- DIRECTIONS: Transcribe all of the material exactly.

===============

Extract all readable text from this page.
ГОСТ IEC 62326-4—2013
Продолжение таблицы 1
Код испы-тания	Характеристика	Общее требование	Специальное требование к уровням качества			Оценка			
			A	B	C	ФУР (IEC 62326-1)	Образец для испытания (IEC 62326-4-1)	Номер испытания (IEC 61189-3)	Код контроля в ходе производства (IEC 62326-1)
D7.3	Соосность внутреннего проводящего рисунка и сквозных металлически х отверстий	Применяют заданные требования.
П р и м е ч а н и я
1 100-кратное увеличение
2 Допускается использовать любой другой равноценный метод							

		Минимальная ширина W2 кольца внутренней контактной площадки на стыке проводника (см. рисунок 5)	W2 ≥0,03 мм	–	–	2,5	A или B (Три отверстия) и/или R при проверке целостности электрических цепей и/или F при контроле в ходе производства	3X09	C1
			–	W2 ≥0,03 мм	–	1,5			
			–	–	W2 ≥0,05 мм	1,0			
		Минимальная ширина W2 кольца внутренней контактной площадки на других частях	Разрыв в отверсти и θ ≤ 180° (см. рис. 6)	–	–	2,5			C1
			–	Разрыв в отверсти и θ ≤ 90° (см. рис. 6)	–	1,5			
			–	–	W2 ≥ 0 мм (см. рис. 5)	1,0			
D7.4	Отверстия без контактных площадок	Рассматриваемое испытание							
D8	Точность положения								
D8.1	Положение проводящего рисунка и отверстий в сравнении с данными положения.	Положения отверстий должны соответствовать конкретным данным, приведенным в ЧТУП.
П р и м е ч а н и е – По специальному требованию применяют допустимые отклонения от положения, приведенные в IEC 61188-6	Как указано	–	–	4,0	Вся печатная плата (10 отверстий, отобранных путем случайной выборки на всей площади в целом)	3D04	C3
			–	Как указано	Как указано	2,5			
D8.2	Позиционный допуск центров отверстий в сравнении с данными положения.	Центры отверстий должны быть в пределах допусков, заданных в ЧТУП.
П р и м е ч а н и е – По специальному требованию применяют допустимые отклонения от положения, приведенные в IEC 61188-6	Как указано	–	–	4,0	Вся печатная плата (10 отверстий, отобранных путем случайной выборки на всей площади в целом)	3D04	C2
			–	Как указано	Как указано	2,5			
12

===============

- PROBLEM SOLUTION:
Extract all readable text from this page.
ГОСТ IEC 62326-4—2013
Продолжение таблицы 1
Код испы-тания	Характеристика	Общее требование	Специальное требование к уровням качества			Оценка			
			A	B	C	ФУР (IEC 62326-1)	Образец для испытания (IEC 62326-4-1)	Номер испытания (IEC 61189-3)	Код контроля в ходе производства (IEC 62326-1)
D7.3	Соосность внутреннего проводящего рисунка и сквозных металлически х отверстий	Применяют заданные требования.
П р и м е ч а н и я
1 100-кратное увеличение
2 Допускается использовать любой другой равноценный метод							

		Минимальная ширина W2 кольца внутренней контактной площадки на стыке проводника (см. рисунок 5)	W2 ≥0,03 мм	–	–	2,5	A или B (Три отверстия) и/или R при проверке целостности электрических цепей и/или F при контроле в ходе производства	3X09	C1
			–	W2 ≥0,03 мм	–	1,5			
			–	–	W2 ≥0,05 мм	1,0			
		Минимальная ширина W2 кольца внутренней контактной площадки на других частях	Разрыв в отверсти и θ ≤ 180° (см. рис. 6)	–	–	2,5			C1
			–	Разрыв в отверсти и θ ≤ 90° (см. рис. 6)	–	1,5			
			–	–	W2 ≥ 0 мм (см. рис. 5)	1,0			
D7.4	Отверстия без контактных площадок	Рассматриваемое испытание							
D8	Точность положения								
D8.1	Положение проводящего рисунка и отверстий в сравнении с данными положения.	Положения отверстий должны соответствовать конкретным данным, приведенным в ЧТУП.
П р и м е ч а н и е – По специальному требованию применяют допустимые отклонения от положения, приведенные в IEC 61188-6	Как указано	–	–	4,0	Вся печатная плата (10 отверстий, отобранных путем случайной выборки на всей площади в целом)	3D04	C3
			–	Как указано	Как указано	2,5			
D8.2	Позиционный допуск центров отверстий в сравнении с данными положения.	Центры отверстий должны быть в пределах допусков, заданных в ЧТУП.
П р и м е ч а н и е – По специальному требованию применяют допустимые отклонения от положения, приведенные в IEC 61188-6	Как указано	–	–	4,0	Вся печатная плата (10 отверстий, отобранных путем случайной выборки на всей площади в целом)	3D04	C2
			–	Как указано	Как указано	2,5			
12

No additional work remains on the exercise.